• _Set exercise_
Some lines in the listing below may include the string "infra". How many are there? Give only the number.

Extracts from a graphics dataset:
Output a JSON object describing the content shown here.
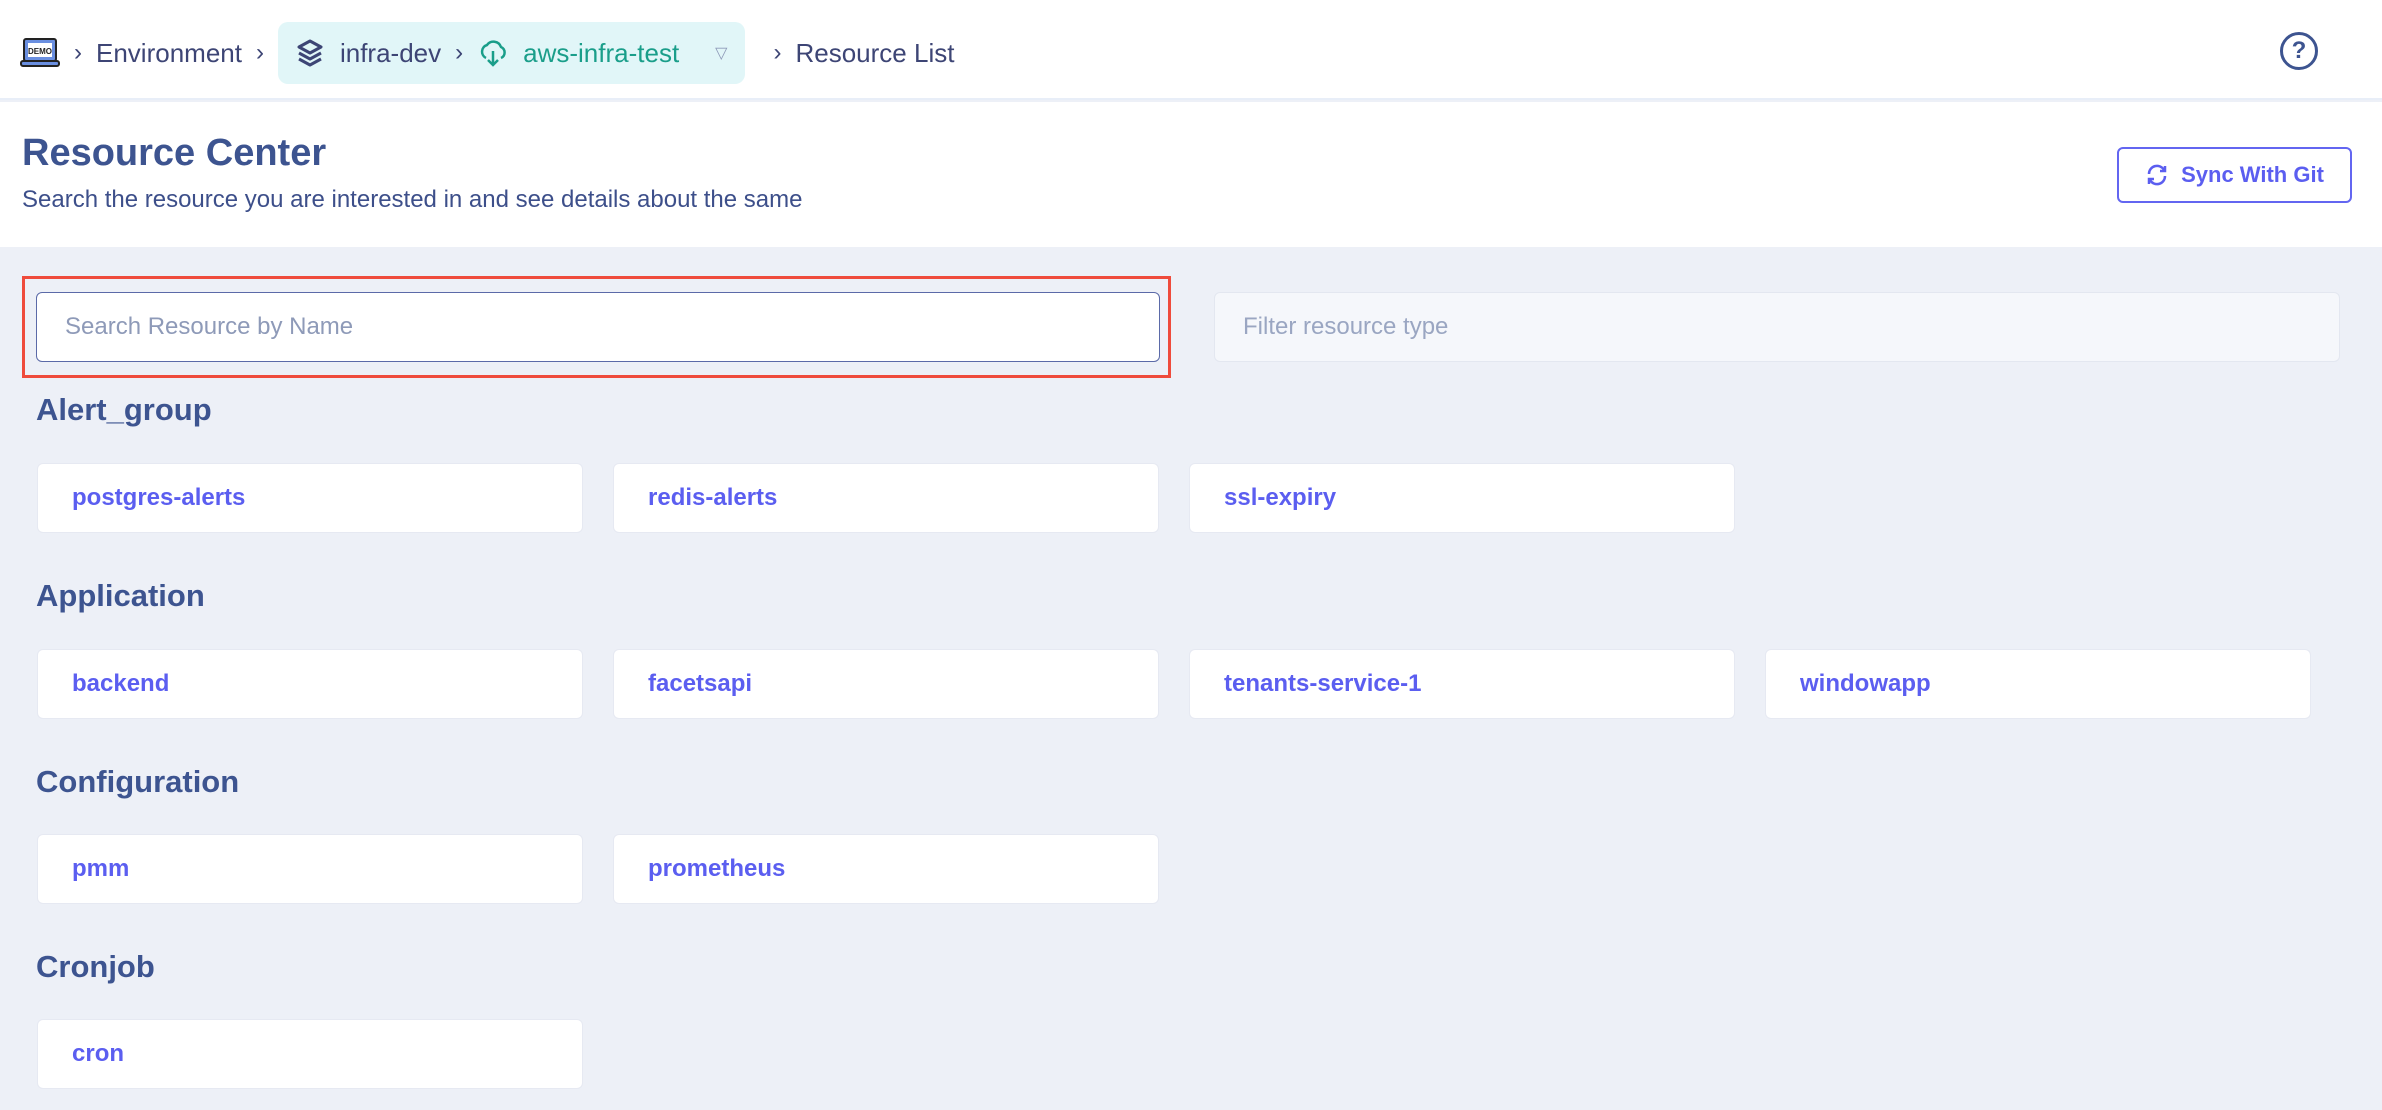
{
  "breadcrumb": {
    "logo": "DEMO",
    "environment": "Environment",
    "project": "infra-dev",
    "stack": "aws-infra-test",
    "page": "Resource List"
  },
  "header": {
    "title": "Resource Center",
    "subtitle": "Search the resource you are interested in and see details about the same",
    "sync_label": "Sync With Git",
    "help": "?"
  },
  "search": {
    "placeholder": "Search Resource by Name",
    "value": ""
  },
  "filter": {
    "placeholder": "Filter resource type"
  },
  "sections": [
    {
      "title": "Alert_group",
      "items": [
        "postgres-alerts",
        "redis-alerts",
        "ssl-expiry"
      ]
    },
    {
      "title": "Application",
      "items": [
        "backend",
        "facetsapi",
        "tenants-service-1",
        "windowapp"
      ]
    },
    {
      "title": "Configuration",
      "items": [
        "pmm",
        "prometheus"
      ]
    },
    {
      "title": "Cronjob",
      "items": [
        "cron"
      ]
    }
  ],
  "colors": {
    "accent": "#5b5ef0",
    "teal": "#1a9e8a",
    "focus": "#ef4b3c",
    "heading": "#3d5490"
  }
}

• _Response to the exercise_
2